(DOCUMENT TEXT)
┏━━
What have you done to yourself? (Self-experimentation)


#1

Continuing the discussion from 400 lb 65 y/o Type II Diabetic & life long food addict, Soylent effects Miraculous:

No, I wasn’t taking chemo. But starting my Extended Fasts (72 hours) was prompted by reading research which was originally related to looking at why fasting making chemo more tolerable. I’ve been doing an EF once every three to four weeks since July of 2014.

A few of my dietary experiments where about weight loss/gain. Most of them are about health and longevity - with a particular emphasis on the longevity.

Other things I’ve guinea-pigged myself on:

  • Going vegan - back in 1991, or so. (I’ve gradually added back eggs, dairy, fish, and poultry, in that order, over time. I never added back (and never will add back) mammal meats. I don’t tolerate dairy well, but I don’t cut it out completely.) This was done for health reasons - I was diagnosed hypertensive, reversed it with diet changes, and reintroduced things over the course of the next fifteen years. Have healthy blood pressure, still.
┗━━
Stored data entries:
┏━━
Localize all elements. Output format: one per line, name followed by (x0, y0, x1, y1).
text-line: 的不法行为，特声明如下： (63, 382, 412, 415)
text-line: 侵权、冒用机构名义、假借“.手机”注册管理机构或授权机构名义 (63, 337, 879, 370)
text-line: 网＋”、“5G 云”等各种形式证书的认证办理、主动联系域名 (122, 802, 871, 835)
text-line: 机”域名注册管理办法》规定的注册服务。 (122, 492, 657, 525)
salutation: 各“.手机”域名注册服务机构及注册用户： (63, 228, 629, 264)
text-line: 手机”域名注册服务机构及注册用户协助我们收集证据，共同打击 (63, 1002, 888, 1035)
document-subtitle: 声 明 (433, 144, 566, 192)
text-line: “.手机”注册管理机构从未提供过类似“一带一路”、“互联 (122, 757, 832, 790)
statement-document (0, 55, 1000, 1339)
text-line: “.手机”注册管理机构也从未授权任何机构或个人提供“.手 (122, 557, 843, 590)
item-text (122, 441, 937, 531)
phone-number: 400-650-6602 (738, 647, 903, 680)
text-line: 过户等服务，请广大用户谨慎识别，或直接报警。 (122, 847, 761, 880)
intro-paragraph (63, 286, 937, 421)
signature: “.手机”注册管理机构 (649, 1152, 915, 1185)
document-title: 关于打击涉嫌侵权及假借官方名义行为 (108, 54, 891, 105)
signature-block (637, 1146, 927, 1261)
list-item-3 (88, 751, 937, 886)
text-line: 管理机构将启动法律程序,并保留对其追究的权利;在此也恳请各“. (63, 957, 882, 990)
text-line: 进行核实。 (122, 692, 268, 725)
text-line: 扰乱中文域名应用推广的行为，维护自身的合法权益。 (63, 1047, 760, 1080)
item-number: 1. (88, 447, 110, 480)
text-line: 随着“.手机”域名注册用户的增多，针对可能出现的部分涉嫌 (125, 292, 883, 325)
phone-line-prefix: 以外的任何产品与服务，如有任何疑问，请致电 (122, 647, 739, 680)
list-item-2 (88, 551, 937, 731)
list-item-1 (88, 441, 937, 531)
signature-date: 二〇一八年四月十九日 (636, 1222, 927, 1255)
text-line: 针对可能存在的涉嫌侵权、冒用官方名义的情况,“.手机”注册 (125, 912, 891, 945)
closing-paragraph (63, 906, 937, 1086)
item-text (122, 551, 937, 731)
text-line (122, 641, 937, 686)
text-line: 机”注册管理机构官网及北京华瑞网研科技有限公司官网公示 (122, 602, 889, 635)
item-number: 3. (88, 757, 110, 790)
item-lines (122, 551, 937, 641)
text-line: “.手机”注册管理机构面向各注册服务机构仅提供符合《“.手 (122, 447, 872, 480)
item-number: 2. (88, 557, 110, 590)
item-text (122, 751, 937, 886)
┗━━
(ACTIVITIES)
1. Translate this sentence from the self-experimentation post into Spanish: "I’ve been doing an EF once every three to four weeks since July of 2014."
2. Carry the forum post on self-experimentation forward from its final sentence.

(YOUR RESPONSES)
1. He estado haciendo un EF una vez cada tres o cuatro semanas desde julio de 2014.

2.
  • PSMF - Protein Sparing Modified Fast, as far back as 2001, I think. This was for fat loss.
  • ADF - Alternate Day Fasting. For longevity.
  • UD 2.0 - this was a CKD, a cyclical ketogenic diet. This was about muscle gain and fat loss with weekly cycles.
  • ADPSMF - instead of alternate day fasting, alternate day PSMFing. For longevity.
  • Periodic Fasting - for about a year, I fasted for one day every week, with a few exceptions. For longevity.
  • Periodic EF - what I do now, an extended fast every three to four weeks. For longevity.

I also have tried Soylent (mostly 1.1, if I recall), and have been doing several different Schmoylent-based DIY formulas since starting, back in July of 2014.

I’ve been keeping daily morning weight logs (with body tissue percentage breakdowns) for several years. I also used to keep detailed training logs, but I don’t do that any more. I’m less interested in muscle building now, and more interested in overall health and longevity. I check my BP periodically, and for the past six months, I’ve also been able to test my blood sugar with an at-home kit.

So, what have you all done to yourselves?


#2

Without the parentheses in the title I would’ve felt strangely guilty. “I don’t know… what have I done to myself…?”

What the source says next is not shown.